> **WHAT YOU ARE ASKED TO DO**: Please print the full listing exactly.

> **MATERIAL PROVIDED**:
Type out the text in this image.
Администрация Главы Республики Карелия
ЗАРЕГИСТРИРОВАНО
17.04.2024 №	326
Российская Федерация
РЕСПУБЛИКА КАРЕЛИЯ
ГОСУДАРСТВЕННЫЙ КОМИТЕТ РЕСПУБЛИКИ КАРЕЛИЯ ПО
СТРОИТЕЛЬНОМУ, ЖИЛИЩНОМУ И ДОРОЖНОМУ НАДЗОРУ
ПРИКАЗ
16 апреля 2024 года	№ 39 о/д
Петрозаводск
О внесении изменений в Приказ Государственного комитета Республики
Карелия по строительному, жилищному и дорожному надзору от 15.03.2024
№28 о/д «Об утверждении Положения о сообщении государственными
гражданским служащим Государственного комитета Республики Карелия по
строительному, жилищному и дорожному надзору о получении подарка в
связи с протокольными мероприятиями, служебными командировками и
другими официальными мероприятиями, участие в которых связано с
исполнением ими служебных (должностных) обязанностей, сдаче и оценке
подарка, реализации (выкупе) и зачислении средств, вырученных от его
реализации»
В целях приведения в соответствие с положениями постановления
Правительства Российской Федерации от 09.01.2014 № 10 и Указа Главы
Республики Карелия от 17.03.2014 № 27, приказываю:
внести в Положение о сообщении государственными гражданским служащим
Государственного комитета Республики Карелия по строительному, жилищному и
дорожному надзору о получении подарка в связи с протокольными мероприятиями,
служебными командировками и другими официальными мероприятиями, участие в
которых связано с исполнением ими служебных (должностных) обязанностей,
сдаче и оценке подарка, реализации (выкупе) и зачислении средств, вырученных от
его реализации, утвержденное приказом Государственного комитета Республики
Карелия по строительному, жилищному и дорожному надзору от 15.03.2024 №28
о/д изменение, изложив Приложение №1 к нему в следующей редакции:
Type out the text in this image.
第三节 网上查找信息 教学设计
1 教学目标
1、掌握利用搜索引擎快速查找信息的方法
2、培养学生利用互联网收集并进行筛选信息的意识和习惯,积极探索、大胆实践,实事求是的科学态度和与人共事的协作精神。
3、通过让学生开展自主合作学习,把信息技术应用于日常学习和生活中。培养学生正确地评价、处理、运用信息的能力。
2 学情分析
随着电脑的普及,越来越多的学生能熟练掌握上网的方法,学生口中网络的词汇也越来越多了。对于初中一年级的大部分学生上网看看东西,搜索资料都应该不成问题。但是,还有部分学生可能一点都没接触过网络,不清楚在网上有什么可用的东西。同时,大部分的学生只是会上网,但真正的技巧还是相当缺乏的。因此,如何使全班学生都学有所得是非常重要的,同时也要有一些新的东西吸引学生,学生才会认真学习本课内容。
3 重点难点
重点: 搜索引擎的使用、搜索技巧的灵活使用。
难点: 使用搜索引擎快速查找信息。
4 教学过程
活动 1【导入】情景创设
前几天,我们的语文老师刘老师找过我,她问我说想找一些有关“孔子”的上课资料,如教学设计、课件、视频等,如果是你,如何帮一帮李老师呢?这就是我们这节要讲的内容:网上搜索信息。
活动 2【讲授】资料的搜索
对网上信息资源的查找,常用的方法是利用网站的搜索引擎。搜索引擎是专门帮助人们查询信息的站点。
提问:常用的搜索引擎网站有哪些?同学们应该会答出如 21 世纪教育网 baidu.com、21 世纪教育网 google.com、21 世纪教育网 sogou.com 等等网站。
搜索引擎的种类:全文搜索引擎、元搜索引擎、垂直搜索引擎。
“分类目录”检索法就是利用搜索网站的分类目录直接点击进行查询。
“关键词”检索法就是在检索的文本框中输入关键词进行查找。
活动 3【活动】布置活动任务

> **RESULT FOR THIS EXERCISE**:
Type out the text in this image.
Администрация Главы Республики Карелия
ЗАРЕГИСТРИРОВАНО
17.04.2024 №	326
Российская Федерация
РЕСПУБЛИКА КАРЕЛИЯ
ГОСУДАРСТВЕННЫЙ КОМИТЕТ РЕСПУБЛИКИ КАРЕЛИЯ ПО
СТРОИТЕЛЬНОМУ, ЖИЛИЩНОМУ И ДОРОЖНОМУ НАДЗОРУ
ПРИКАЗ
16 апреля 2024 года	№ 39 о/д
Петрозаводск
О внесении изменений в Приказ Государственного комитета Республики
Карелия по строительному, жилищному и дорожному надзору от 15.03.2024
№28 о/д «Об утверждении Положения о сообщении государственными
гражданским служащим Государственного комитета Республики Карелия по
строительному, жилищному и дорожному надзору о получении подарка в
связи с протокольными мероприятиями, служебными командировками и
другими официальными мероприятиями, участие в которых связано с
исполнением ими служебных (должностных) обязанностей, сдаче и оценке
подарка, реализации (выкупе) и зачислении средств, вырученных от его
реализации»
В целях приведения в соответствие с положениями постановления
Правительства Российской Федерации от 09.01.2014 № 10 и Указа Главы
Республики Карелия от 17.03.2014 № 27, приказываю:
внести в Положение о сообщении государственными гражданским служащим
Государственного комитета Республики Карелия по строительному, жилищному и
дорожному надзору о получении подарка в связи с протокольными мероприятиями,
служебными командировками и другими официальными мероприятиями, участие в
которых связано с исполнением ими служебных (должностных) обязанностей,
сдаче и оценке подарка, реализации (выкупе) и зачислении средств, вырученных от
его реализации, утвержденное приказом Государственного комитета Республики
Карелия по строительному, жилищному и дорожному надзору от 15.03.2024 №28
о/д изменение, изложив Приложение №1 к нему в следующей редакции:
Type out the text in this image.
第三节 网上查找信息 教学设计
1 教学目标
1、掌握利用搜索引擎快速查找信息的方法
2、培养学生利用互联网收集并进行筛选信息的意识和习惯,积极探索、大胆实践,实事求是的科学态度和与人共事的协作精神。
3、通过让学生开展自主合作学习,把信息技术应用于日常学习和生活中。培养学生正确地评价、处理、运用信息的能力。
2 学情分析
随着电脑的普及,越来越多的学生能熟练掌握上网的方法,学生口中网络的词汇也越来越多了。对于初中一年级的大部分学生上网看看东西,搜索资料都应该不成问题。但是,还有部分学生可能一点都没接触过网络,不清楚在网上有什么可用的东西。同时,大部分的学生只是会上网,但真正的技巧还是相当缺乏的。因此,如何使全班学生都学有所得是非常重要的,同时也要有一些新的东西吸引学生,学生才会认真学习本课内容。
3 重点难点
重点: 搜索引擎的使用、搜索技巧的灵活使用。
难点: 使用搜索引擎快速查找信息。
4 教学过程
活动 1【导入】情景创设
前几天,我们的语文老师刘老师找过我,她问我说想找一些有关“孔子”的上课资料,如教学设计、课件、视频等,如果是你,如何帮一帮李老师呢?这就是我们这节要讲的内容:网上搜索信息。
活动 2【讲授】资料的搜索
对网上信息资源的查找,常用的方法是利用网站的搜索引擎。搜索引擎是专门帮助人们查询信息的站点。
提问:常用的搜索引擎网站有哪些?同学们应该会答出如 21 世纪教育网 baidu.com、21 世纪教育网 google.com、21 世纪教育网 sogou.com 等等网站。
搜索引擎的种类:全文搜索引擎、元搜索引擎、垂直搜索引擎。
“分类目录”检索法就是利用搜索网站的分类目录直接点击进行查询。
“关键词”检索法就是在检索的文本框中输入关键词进行查找。
活动 3【活动】布置活动任务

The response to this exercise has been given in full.